__Task objective__:
Repeat the material in full. Keep every line exactly as it is.

Records from a collection:
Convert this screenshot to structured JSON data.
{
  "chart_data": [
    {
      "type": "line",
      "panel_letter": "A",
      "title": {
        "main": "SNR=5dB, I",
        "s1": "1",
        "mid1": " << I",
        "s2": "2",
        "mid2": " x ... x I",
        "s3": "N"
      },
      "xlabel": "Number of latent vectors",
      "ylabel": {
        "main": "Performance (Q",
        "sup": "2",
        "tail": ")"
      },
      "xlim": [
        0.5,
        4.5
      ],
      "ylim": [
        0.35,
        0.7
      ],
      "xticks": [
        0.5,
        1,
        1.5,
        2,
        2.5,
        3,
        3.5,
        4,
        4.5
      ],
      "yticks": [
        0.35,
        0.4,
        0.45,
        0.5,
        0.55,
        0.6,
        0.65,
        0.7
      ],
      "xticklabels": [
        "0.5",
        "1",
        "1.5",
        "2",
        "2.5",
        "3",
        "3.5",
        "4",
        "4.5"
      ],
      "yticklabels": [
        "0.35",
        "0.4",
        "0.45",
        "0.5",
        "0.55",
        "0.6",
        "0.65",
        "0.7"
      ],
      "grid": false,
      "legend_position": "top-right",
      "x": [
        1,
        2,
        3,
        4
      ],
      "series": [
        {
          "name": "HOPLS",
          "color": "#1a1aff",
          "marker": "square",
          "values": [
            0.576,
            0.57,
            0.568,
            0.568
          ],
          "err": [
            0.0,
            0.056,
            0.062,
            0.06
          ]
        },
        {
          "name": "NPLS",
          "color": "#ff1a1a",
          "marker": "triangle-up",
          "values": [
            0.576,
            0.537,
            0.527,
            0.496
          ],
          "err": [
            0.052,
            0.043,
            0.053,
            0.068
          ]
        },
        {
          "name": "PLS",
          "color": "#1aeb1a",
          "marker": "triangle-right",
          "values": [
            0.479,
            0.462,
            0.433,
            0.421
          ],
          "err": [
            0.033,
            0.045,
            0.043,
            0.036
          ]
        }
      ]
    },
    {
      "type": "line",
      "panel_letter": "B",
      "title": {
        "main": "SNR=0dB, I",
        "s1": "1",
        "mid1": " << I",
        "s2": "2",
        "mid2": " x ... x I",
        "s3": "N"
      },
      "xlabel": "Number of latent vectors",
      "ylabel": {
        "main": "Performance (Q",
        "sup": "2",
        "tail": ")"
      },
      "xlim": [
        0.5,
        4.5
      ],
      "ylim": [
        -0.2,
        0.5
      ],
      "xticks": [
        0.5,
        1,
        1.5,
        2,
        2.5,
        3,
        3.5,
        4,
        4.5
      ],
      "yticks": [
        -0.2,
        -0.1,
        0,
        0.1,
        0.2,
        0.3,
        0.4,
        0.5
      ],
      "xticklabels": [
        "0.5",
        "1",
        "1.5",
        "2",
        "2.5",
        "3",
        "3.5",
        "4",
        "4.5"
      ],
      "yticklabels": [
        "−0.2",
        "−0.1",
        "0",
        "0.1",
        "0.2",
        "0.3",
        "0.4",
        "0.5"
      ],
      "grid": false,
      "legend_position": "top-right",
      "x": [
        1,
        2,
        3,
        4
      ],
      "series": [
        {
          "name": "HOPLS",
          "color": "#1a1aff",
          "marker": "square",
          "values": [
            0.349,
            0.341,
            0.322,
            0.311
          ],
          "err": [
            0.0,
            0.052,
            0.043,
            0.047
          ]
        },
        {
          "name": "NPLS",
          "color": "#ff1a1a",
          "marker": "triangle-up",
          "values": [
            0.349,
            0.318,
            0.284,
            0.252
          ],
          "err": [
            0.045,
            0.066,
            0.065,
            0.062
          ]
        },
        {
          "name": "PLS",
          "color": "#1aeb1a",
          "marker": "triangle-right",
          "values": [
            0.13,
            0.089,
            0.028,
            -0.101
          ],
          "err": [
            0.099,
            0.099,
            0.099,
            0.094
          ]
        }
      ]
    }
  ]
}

__Exercise answer__:
Convert this screenshot to structured JSON data.
{
  "chart_data": [
    {
      "type": "line",
      "panel_letter": "A",
      "title": {
        "main": "SNR=5dB, I",
        "s1": "1",
        "mid1": " << I",
        "s2": "2",
        "mid2": " x ... x I",
        "s3": "N"
      },
      "xlabel": "Number of latent vectors",
      "ylabel": {
        "main": "Performance (Q",
        "sup": "2",
        "tail": ")"
      },
      "xlim": [
        0.5,
        4.5
      ],
      "ylim": [
        0.35,
        0.7
      ],
      "xticks": [
        0.5,
        1,
        1.5,
        2,
        2.5,
        3,
        3.5,
        4,
        4.5
      ],
      "yticks": [
        0.35,
        0.4,
        0.45,
        0.5,
        0.55,
        0.6,
        0.65,
        0.7
      ],
      "xticklabels": [
        "0.5",
        "1",
        "1.5",
        "2",
        "2.5",
        "3",
        "3.5",
        "4",
        "4.5"
      ],
      "yticklabels": [
        "0.35",
        "0.4",
        "0.45",
        "0.5",
        "0.55",
        "0.6",
        "0.65",
        "0.7"
      ],
      "grid": false,
      "legend_position": "top-right",
      "x": [
        1,
        2,
        3,
        4
      ],
      "series": [
        {
          "name": "HOPLS",
          "color": "#1a1aff",
          "marker": "square",
          "values": [
            0.576,
            0.57,
            0.568,
            0.568
          ],
          "err": [
            0.0,
            0.056,
            0.062,
            0.06
          ]
        },
        {
          "name": "NPLS",
          "color": "#ff1a1a",
          "marker": "triangle-up",
          "values": [
            0.576,
            0.537,
            0.527,
            0.496
          ],
          "err": [
            0.052,
            0.043,
            0.053,
            0.068
          ]
        },
        {
          "name": "PLS",
          "color": "#1aeb1a",
          "marker": "triangle-right",
          "values": [
            0.479,
            0.462,
            0.433,
            0.421
          ],
          "err": [
            0.033,
            0.045,
            0.043,
            0.036
          ]
        }
      ]
    },
    {
      "type": "line",
      "panel_letter": "B",
      "title": {
        "main": "SNR=0dB, I",
        "s1": "1",
        "mid1": " << I",
        "s2": "2",
        "mid2": " x ... x I",
        "s3": "N"
      },
      "xlabel": "Number of latent vectors",
      "ylabel": {
        "main": "Performance (Q",
        "sup": "2",
        "tail": ")"
      },
      "xlim": [
        0.5,
        4.5
      ],
      "ylim": [
        -0.2,
        0.5
      ],
      "xticks": [
        0.5,
        1,
        1.5,
        2,
        2.5,
        3,
        3.5,
        4,
        4.5
      ],
      "yticks": [
        -0.2,
        -0.1,
        0,
        0.1,
        0.2,
        0.3,
        0.4,
        0.5
      ],
      "xticklabels": [
        "0.5",
        "1",
        "1.5",
        "2",
        "2.5",
        "3",
        "3.5",
        "4",
        "4.5"
      ],
      "yticklabels": [
        "−0.2",
        "−0.1",
        "0",
        "0.1",
        "0.2",
        "0.3",
        "0.4",
        "0.5"
      ],
      "grid": false,
      "legend_position": "top-right",
      "x": [
        1,
        2,
        3,
        4
      ],
      "series": [
        {
          "name": "HOPLS",
          "color": "#1a1aff",
          "marker": "square",
          "values": [
            0.349,
            0.341,
            0.322,
            0.311
          ],
          "err": [
            0.0,
            0.052,
            0.043,
            0.047
          ]
        },
        {
          "name": "NPLS",
          "color": "#ff1a1a",
          "marker": "triangle-up",
          "values": [
            0.349,
            0.318,
            0.284,
            0.252
          ],
          "err": [
            0.045,
            0.066,
            0.065,
            0.062
          ]
        },
        {
          "name": "PLS",
          "color": "#1aeb1a",
          "marker": "triangle-right",
          "values": [
            0.13,
            0.089,
            0.028,
            -0.101
          ],
          "err": [
            0.099,
            0.099,
            0.099,
            0.094
          ]
        }
      ]
    }
  ]
}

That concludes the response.